* **Written request**: Would you retype, word for word, the line with "Enumerate this screenshot's" and every line after it through the end of the records below?

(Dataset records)

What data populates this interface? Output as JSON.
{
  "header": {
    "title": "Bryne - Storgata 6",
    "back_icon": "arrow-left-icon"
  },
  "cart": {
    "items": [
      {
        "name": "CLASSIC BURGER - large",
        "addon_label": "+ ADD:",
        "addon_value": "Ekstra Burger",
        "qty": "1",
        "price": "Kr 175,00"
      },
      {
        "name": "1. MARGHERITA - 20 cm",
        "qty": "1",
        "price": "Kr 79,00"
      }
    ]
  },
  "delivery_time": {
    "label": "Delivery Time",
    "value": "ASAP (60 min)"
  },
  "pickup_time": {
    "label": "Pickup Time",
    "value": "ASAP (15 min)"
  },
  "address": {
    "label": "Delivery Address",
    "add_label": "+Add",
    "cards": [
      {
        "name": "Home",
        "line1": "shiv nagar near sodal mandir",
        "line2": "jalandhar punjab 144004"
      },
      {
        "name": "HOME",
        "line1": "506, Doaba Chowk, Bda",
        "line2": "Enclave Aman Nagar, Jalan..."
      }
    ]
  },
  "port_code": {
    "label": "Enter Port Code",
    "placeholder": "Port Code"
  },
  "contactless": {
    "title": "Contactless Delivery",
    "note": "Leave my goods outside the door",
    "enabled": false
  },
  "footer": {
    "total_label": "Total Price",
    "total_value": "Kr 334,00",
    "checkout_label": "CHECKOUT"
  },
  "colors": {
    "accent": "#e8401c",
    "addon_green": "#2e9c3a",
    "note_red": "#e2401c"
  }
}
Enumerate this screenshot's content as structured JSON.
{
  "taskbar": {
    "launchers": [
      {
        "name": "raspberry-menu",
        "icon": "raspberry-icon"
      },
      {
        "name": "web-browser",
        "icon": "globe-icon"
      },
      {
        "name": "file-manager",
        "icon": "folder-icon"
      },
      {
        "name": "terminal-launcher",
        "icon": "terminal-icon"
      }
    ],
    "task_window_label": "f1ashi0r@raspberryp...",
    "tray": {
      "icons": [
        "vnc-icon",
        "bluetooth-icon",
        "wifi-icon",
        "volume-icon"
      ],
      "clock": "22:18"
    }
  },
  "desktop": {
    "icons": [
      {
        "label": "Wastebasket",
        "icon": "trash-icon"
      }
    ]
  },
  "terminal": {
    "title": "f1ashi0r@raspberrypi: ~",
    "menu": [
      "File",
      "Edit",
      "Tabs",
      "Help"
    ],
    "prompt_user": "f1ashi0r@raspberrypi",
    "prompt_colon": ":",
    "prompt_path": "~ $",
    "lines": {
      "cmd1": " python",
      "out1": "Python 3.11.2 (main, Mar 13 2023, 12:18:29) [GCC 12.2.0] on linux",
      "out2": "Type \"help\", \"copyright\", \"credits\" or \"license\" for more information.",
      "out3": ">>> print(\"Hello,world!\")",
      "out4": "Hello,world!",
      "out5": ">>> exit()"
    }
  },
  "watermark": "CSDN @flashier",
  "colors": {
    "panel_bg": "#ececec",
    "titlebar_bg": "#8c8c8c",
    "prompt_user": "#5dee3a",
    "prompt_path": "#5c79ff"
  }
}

* **Output for this exercise**:
Enumerate this screenshot's content as structured JSON.
{
  "taskbar": {
    "launchers": [
      {
        "name": "raspberry-menu",
        "icon": "raspberry-icon"
      },
      {
        "name": "web-browser",
        "icon": "globe-icon"
      },
      {
        "name": "file-manager",
        "icon": "folder-icon"
      },
      {
        "name": "terminal-launcher",
        "icon": "terminal-icon"
      }
    ],
    "task_window_label": "f1ashi0r@raspberryp...",
    "tray": {
      "icons": [
        "vnc-icon",
        "bluetooth-icon",
        "wifi-icon",
        "volume-icon"
      ],
      "clock": "22:18"
    }
  },
  "desktop": {
    "icons": [
      {
        "label": "Wastebasket",
        "icon": "trash-icon"
      }
    ]
  },
  "terminal": {
    "title": "f1ashi0r@raspberrypi: ~",
    "menu": [
      "File",
      "Edit",
      "Tabs",
      "Help"
    ],
    "prompt_user": "f1ashi0r@raspberrypi",
    "prompt_colon": ":",
    "prompt_path": "~ $",
    "lines": {
      "cmd1": " python",
      "out1": "Python 3.11.2 (main, Mar 13 2023, 12:18:29) [GCC 12.2.0] on linux",
      "out2": "Type \"help\", \"copyright\", \"credits\" or \"license\" for more information.",
      "out3": ">>> print(\"Hello,world!\")",
      "out4": "Hello,world!",
      "out5": ">>> exit()"
    }
  },
  "watermark": "CSDN @flashier",
  "colors": {
    "panel_bg": "#ececec",
    "titlebar_bg": "#8c8c8c",
    "prompt_user": "#5dee3a",
    "prompt_path": "#5c79ff"
  }
}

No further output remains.